*WHAT TO PRODUCE*
Write out exactly the lines from the one containing "Parse this screenshot: output" through the last line of the records below, both included, and leave out any pictures.

(Stored data)
++++

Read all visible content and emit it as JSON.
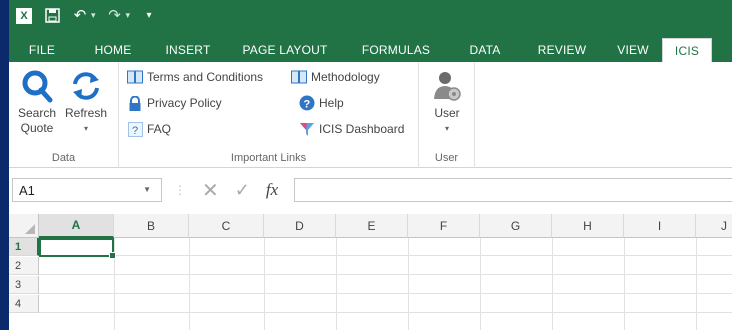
{
  "app": {
    "logo": "X"
  },
  "qat": {
    "save": "save-icon",
    "undo": "undo-icon",
    "redo": "redo-icon",
    "customize": "customize-icon"
  },
  "tabs": [
    {
      "label": "FILE"
    },
    {
      "label": "HOME"
    },
    {
      "label": "INSERT"
    },
    {
      "label": "PAGE LAYOUT"
    },
    {
      "label": "FORMULAS"
    },
    {
      "label": "DATA"
    },
    {
      "label": "REVIEW"
    },
    {
      "label": "VIEW"
    },
    {
      "label": "ICIS"
    }
  ],
  "ribbon": {
    "data_group": {
      "label": "Data",
      "search_quote": "Search\nQuote",
      "search_line1": "Search",
      "search_line2": "Quote",
      "refresh": "Refresh"
    },
    "links_group": {
      "label": "Important Links",
      "terms": "Terms and Conditions",
      "privacy": "Privacy Policy",
      "faq": "FAQ",
      "methodology": "Methodology",
      "help": "Help",
      "dashboard": "ICIS Dashboard"
    },
    "user_group": {
      "label": "User",
      "user": "User"
    }
  },
  "formula_bar": {
    "name_box": "A1",
    "fx": "fx",
    "value": ""
  },
  "grid": {
    "columns": [
      "A",
      "B",
      "C",
      "D",
      "E",
      "F",
      "G",
      "H",
      "I",
      "J"
    ],
    "rows": [
      "1",
      "2",
      "3",
      "4"
    ],
    "active_cell": "A1"
  },
  "colors": {
    "accent": "#217346",
    "background": "#0a2a6b"
  }
}
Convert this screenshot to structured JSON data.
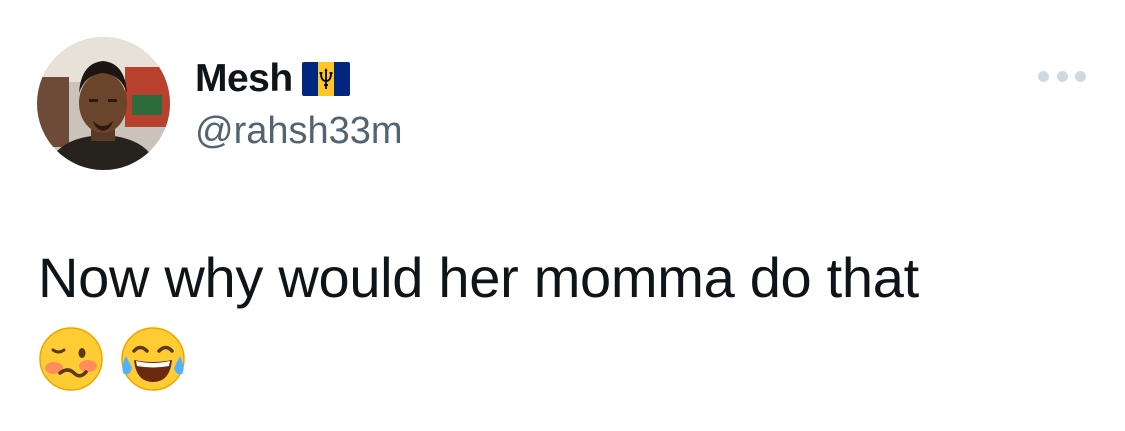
{
  "author": {
    "display_name": "Mesh",
    "handle": "@rahsh33m",
    "flag_icon": "barbados-flag-icon",
    "avatar_icon": "profile-photo"
  },
  "more_icon": "more-options-icon",
  "tweet": {
    "text": "Now why would her momma do that",
    "emojis": [
      "woozy-face-icon",
      "face-with-tears-of-joy-icon"
    ]
  },
  "colors": {
    "text": "#0f1419",
    "secondary": "#536471",
    "icon_gray": "#cfd9de",
    "flag_blue": "#00267f",
    "flag_gold": "#ffc726"
  }
}
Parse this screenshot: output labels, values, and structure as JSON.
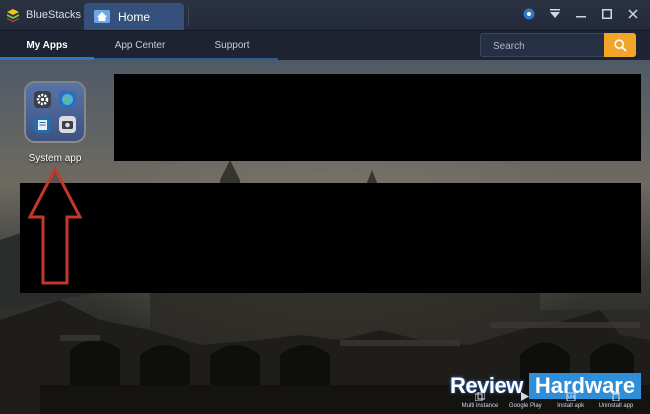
{
  "titlebar": {
    "app_name": "BlueStacks",
    "tab_label": "Home"
  },
  "nav": {
    "tabs": [
      {
        "label": "My Apps",
        "active": true
      },
      {
        "label": "App Center",
        "active": false
      },
      {
        "label": "Support",
        "active": false
      }
    ],
    "search_placeholder": "Search"
  },
  "apps": [
    {
      "label": "System app"
    }
  ],
  "watermark": {
    "part1": "Review",
    "part2": "Hardware"
  },
  "dock": {
    "items": [
      {
        "label": "Multi instance",
        "icon": "multi-instance-icon"
      },
      {
        "label": "Google Play",
        "icon": "google-play-icon"
      },
      {
        "label": "Install apk",
        "icon": "install-apk-icon"
      },
      {
        "label": "Uninstall app",
        "icon": "uninstall-app-icon"
      }
    ]
  },
  "colors": {
    "accent": "#2d78c8",
    "search_button": "#f3a52a",
    "arrow": "#c0392b"
  }
}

++++

*RIGHT ANSWER*
Parse this screenshot: output labels, values, and structure as JSON.
{
  "titlebar": {
    "app_name": "BlueStacks",
    "tab_label": "Home"
  },
  "nav": {
    "tabs": [
      {
        "label": "My Apps",
        "active": true
      },
      {
        "label": "App Center",
        "active": false
      },
      {
        "label": "Support",
        "active": false
      }
    ],
    "search_placeholder": "Search"
  },
  "apps": [
    {
      "label": "System app"
    }
  ],
  "watermark": {
    "part1": "Review",
    "part2": "Hardware"
  },
  "dock": {
    "items": [
      {
        "label": "Multi instance",
        "icon": "multi-instance-icon"
      },
      {
        "label": "Google Play",
        "icon": "google-play-icon"
      },
      {
        "label": "Install apk",
        "icon": "install-apk-icon"
      },
      {
        "label": "Uninstall app",
        "icon": "uninstall-app-icon"
      }
    ]
  },
  "colors": {
    "accent": "#2d78c8",
    "search_button": "#f3a52a",
    "arrow": "#c0392b"
  }
}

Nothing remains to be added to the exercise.